● **What to produce**: Quote every line as given.

● **Stored data**:
_____

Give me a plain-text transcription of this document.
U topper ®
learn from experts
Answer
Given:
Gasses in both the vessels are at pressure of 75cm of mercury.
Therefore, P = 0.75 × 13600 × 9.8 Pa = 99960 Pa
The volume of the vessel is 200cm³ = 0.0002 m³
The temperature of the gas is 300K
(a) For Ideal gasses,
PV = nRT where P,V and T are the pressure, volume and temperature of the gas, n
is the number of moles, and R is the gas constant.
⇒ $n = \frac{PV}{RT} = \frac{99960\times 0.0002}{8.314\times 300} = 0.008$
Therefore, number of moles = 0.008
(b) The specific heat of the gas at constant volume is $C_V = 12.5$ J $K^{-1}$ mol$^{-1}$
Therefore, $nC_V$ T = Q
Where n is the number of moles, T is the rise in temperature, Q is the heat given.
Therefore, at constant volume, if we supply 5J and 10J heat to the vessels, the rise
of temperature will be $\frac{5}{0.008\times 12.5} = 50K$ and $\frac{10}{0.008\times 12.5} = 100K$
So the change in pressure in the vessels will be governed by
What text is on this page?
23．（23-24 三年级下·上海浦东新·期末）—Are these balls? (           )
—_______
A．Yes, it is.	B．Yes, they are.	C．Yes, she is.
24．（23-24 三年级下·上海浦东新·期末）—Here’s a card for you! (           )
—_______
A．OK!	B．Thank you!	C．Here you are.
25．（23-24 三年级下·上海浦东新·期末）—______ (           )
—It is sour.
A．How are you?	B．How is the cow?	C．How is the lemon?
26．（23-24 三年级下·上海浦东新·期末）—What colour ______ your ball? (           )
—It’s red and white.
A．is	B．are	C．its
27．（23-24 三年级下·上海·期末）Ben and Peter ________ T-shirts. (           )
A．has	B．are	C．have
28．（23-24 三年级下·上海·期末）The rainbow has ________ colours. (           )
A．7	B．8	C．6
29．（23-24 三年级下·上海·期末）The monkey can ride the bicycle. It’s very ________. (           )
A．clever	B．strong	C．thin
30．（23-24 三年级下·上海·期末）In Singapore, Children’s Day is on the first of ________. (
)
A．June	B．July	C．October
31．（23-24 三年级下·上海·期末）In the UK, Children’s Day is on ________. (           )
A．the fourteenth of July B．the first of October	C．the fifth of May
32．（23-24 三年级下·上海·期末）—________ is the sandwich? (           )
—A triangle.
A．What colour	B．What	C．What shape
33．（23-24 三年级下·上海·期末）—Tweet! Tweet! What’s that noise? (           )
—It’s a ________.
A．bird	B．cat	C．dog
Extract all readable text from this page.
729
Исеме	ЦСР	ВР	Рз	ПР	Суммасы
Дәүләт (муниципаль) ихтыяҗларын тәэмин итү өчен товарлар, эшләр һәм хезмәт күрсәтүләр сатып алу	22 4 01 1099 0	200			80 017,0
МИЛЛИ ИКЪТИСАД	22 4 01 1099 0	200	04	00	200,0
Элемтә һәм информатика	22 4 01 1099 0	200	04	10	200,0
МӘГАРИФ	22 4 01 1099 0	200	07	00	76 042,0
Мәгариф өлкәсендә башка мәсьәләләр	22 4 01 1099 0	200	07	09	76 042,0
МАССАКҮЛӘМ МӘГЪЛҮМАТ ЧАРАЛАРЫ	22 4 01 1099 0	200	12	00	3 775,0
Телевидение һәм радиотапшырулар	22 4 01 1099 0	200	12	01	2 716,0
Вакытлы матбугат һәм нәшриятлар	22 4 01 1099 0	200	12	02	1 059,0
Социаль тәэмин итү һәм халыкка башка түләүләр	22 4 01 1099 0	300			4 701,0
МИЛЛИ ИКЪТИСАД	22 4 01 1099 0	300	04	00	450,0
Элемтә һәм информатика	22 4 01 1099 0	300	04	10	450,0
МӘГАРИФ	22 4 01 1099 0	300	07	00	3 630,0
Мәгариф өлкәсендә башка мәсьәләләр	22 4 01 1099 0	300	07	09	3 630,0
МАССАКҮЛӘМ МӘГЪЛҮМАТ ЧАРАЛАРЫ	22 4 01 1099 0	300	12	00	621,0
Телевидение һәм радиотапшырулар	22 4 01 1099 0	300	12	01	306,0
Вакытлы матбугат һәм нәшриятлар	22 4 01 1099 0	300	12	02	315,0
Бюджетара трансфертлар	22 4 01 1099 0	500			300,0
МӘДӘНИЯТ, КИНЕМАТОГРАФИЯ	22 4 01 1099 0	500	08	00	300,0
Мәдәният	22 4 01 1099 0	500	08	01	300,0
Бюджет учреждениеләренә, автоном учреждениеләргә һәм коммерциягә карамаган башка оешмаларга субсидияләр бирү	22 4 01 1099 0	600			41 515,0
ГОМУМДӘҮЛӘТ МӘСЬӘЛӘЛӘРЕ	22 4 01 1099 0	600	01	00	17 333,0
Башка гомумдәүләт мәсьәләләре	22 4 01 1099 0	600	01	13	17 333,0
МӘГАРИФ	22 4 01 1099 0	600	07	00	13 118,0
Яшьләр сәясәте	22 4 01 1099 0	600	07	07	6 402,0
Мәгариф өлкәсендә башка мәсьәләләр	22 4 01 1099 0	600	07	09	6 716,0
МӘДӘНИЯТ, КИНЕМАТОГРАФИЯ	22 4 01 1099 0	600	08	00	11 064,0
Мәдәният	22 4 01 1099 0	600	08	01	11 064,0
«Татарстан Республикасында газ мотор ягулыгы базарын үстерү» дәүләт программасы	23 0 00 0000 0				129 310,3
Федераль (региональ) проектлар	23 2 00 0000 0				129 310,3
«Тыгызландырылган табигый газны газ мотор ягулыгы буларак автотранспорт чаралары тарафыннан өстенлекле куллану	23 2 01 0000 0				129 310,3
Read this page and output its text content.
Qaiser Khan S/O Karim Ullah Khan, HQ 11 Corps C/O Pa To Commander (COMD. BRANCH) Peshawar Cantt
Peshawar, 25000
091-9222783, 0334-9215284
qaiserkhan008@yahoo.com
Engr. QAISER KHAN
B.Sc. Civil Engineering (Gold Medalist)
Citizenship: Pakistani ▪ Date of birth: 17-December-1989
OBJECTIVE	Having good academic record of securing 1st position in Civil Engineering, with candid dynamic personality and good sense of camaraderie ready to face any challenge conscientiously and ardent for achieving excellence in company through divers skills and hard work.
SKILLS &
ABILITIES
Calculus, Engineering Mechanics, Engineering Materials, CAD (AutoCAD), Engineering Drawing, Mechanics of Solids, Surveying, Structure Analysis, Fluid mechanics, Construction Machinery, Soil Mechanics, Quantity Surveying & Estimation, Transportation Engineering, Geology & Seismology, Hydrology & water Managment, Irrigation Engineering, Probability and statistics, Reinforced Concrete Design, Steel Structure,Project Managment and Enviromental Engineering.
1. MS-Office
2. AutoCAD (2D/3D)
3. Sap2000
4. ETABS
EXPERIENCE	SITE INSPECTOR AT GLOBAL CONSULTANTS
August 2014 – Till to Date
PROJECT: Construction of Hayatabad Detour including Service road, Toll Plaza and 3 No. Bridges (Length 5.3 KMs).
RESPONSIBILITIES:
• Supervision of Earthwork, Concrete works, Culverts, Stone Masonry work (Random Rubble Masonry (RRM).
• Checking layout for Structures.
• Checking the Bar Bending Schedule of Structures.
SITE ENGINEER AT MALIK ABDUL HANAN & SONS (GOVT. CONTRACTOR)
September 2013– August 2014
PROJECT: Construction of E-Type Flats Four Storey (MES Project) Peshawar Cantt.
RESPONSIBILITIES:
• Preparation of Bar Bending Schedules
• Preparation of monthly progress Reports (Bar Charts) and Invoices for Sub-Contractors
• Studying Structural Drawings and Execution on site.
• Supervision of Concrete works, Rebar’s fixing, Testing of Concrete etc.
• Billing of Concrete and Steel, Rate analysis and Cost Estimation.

_____

● **Answer for this exercise**:
Give me a plain-text transcription of this document.
U topper ®
learn from experts
Answer
Given:
Gasses in both the vessels are at pressure of 75cm of mercury.
Therefore, P = 0.75 × 13600 × 9.8 Pa = 99960 Pa
The volume of the vessel is 200cm³ = 0.0002 m³
The temperature of the gas is 300K
(a) For Ideal gasses,
PV = nRT where P,V and T are the pressure, volume and temperature of the gas, n
is the number of moles, and R is the gas constant.
⇒ $n = \frac{PV}{RT} = \frac{99960\times 0.0002}{8.314\times 300} = 0.008$
Therefore, number of moles = 0.008
(b) The specific heat of the gas at constant volume is $C_V = 12.5$ J $K^{-1}$ mol$^{-1}$
Therefore, $nC_V$ T = Q
Where n is the number of moles, T is the rise in temperature, Q is the heat given.
Therefore, at constant volume, if we supply 5J and 10J heat to the vessels, the rise
of temperature will be $\frac{5}{0.008\times 12.5} = 50K$ and $\frac{10}{0.008\times 12.5} = 100K$
So the change in pressure in the vessels will be governed by
What text is on this page?
23．（23-24 三年级下·上海浦东新·期末）—Are these balls? (           )
—_______
A．Yes, it is.	B．Yes, they are.	C．Yes, she is.
24．（23-24 三年级下·上海浦东新·期末）—Here’s a card for you! (           )
—_______
A．OK!	B．Thank you!	C．Here you are.
25．（23-24 三年级下·上海浦东新·期末）—______ (           )
—It is sour.
A．How are you?	B．How is the cow?	C．How is the lemon?
26．（23-24 三年级下·上海浦东新·期末）—What colour ______ your ball? (           )
—It’s red and white.
A．is	B．are	C．its
27．（23-24 三年级下·上海·期末）Ben and Peter ________ T-shirts. (           )
A．has	B．are	C．have
28．（23-24 三年级下·上海·期末）The rainbow has ________ colours. (           )
A．7	B．8	C．6
29．（23-24 三年级下·上海·期末）The monkey can ride the bicycle. It’s very ________. (           )
A．clever	B．strong	C．thin
30．（23-24 三年级下·上海·期末）In Singapore, Children’s Day is on the first of ________. (
)
A．June	B．July	C．October
31．（23-24 三年级下·上海·期末）In the UK, Children’s Day is on ________. (           )
A．the fourteenth of July B．the first of October	C．the fifth of May
32．（23-24 三年级下·上海·期末）—________ is the sandwich? (           )
—A triangle.
A．What colour	B．What	C．What shape
33．（23-24 三年级下·上海·期末）—Tweet! Tweet! What’s that noise? (           )
—It’s a ________.
A．bird	B．cat	C．dog
Extract all readable text from this page.
729
Исеме	ЦСР	ВР	Рз	ПР	Суммасы
Дәүләт (муниципаль) ихтыяҗларын тәэмин итү өчен товарлар, эшләр һәм хезмәт күрсәтүләр сатып алу	22 4 01 1099 0	200			80 017,0
МИЛЛИ ИКЪТИСАД	22 4 01 1099 0	200	04	00	200,0
Элемтә һәм информатика	22 4 01 1099 0	200	04	10	200,0
МӘГАРИФ	22 4 01 1099 0	200	07	00	76 042,0
Мәгариф өлкәсендә башка мәсьәләләр	22 4 01 1099 0	200	07	09	76 042,0
МАССАКҮЛӘМ МӘГЪЛҮМАТ ЧАРАЛАРЫ	22 4 01 1099 0	200	12	00	3 775,0
Телевидение һәм радиотапшырулар	22 4 01 1099 0	200	12	01	2 716,0
Вакытлы матбугат һәм нәшриятлар	22 4 01 1099 0	200	12	02	1 059,0
Социаль тәэмин итү һәм халыкка башка түләүләр	22 4 01 1099 0	300			4 701,0
МИЛЛИ ИКЪТИСАД	22 4 01 1099 0	300	04	00	450,0
Элемтә һәм информатика	22 4 01 1099 0	300	04	10	450,0
МӘГАРИФ	22 4 01 1099 0	300	07	00	3 630,0
Мәгариф өлкәсендә башка мәсьәләләр	22 4 01 1099 0	300	07	09	3 630,0
МАССАКҮЛӘМ МӘГЪЛҮМАТ ЧАРАЛАРЫ	22 4 01 1099 0	300	12	00	621,0
Телевидение һәм радиотапшырулар	22 4 01 1099 0	300	12	01	306,0
Вакытлы матбугат һәм нәшриятлар	22 4 01 1099 0	300	12	02	315,0
Бюджетара трансфертлар	22 4 01 1099 0	500			300,0
МӘДӘНИЯТ, КИНЕМАТОГРАФИЯ	22 4 01 1099 0	500	08	00	300,0
Мәдәният	22 4 01 1099 0	500	08	01	300,0
Бюджет учреждениеләренә, автоном учреждениеләргә һәм коммерциягә карамаган башка оешмаларга субсидияләр бирү	22 4 01 1099 0	600			41 515,0
ГОМУМДӘҮЛӘТ МӘСЬӘЛӘЛӘРЕ	22 4 01 1099 0	600	01	00	17 333,0
Башка гомумдәүләт мәсьәләләре	22 4 01 1099 0	600	01	13	17 333,0
МӘГАРИФ	22 4 01 1099 0	600	07	00	13 118,0
Яшьләр сәясәте	22 4 01 1099 0	600	07	07	6 402,0
Мәгариф өлкәсендә башка мәсьәләләр	22 4 01 1099 0	600	07	09	6 716,0
МӘДӘНИЯТ, КИНЕМАТОГРАФИЯ	22 4 01 1099 0	600	08	00	11 064,0
Мәдәният	22 4 01 1099 0	600	08	01	11 064,0
«Татарстан Республикасында газ мотор ягулыгы базарын үстерү» дәүләт программасы	23 0 00 0000 0				129 310,3
Федераль (региональ) проектлар	23 2 00 0000 0				129 310,3
«Тыгызландырылган табигый газны газ мотор ягулыгы буларак автотранспорт чаралары тарафыннан өстенлекле куллану	23 2 01 0000 0				129 310,3
Read this page and output its text content.
Qaiser Khan S/O Karim Ullah Khan, HQ 11 Corps C/O Pa To Commander (COMD. BRANCH) Peshawar Cantt
Peshawar, 25000
091-9222783, 0334-9215284
qaiserkhan008@yahoo.com
Engr. QAISER KHAN
B.Sc. Civil Engineering (Gold Medalist)
Citizenship: Pakistani ▪ Date of birth: 17-December-1989
OBJECTIVE	Having good academic record of securing 1st position in Civil Engineering, with candid dynamic personality and good sense of camaraderie ready to face any challenge conscientiously and ardent for achieving excellence in company through divers skills and hard work.
SKILLS &
ABILITIES
Calculus, Engineering Mechanics, Engineering Materials, CAD (AutoCAD), Engineering Drawing, Mechanics of Solids, Surveying, Structure Analysis, Fluid mechanics, Construction Machinery, Soil Mechanics, Quantity Surveying & Estimation, Transportation Engineering, Geology & Seismology, Hydrology & water Managment, Irrigation Engineering, Probability and statistics, Reinforced Concrete Design, Steel Structure,Project Managment and Enviromental Engineering.
1. MS-Office
2. AutoCAD (2D/3D)
3. Sap2000
4. ETABS
EXPERIENCE	SITE INSPECTOR AT GLOBAL CONSULTANTS
August 2014 – Till to Date
PROJECT: Construction of Hayatabad Detour including Service road, Toll Plaza and 3 No. Bridges (Length 5.3 KMs).
RESPONSIBILITIES:
• Supervision of Earthwork, Concrete works, Culverts, Stone Masonry work (Random Rubble Masonry (RRM).
• Checking layout for Structures.
• Checking the Bar Bending Schedule of Structures.
SITE ENGINEER AT MALIK ABDUL HANAN & SONS (GOVT. CONTRACTOR)
September 2013– August 2014
PROJECT: Construction of E-Type Flats Four Storey (MES Project) Peshawar Cantt.
RESPONSIBILITIES:
• Preparation of Bar Bending Schedules
• Preparation of monthly progress Reports (Bar Charts) and Invoices for Sub-Contractors
• Studying Structural Drawings and Execution on site.
• Supervision of Concrete works, Rebar’s fixing, Testing of Concrete etc.
• Billing of Concrete and Steel, Rate analysis and Cost Estimation.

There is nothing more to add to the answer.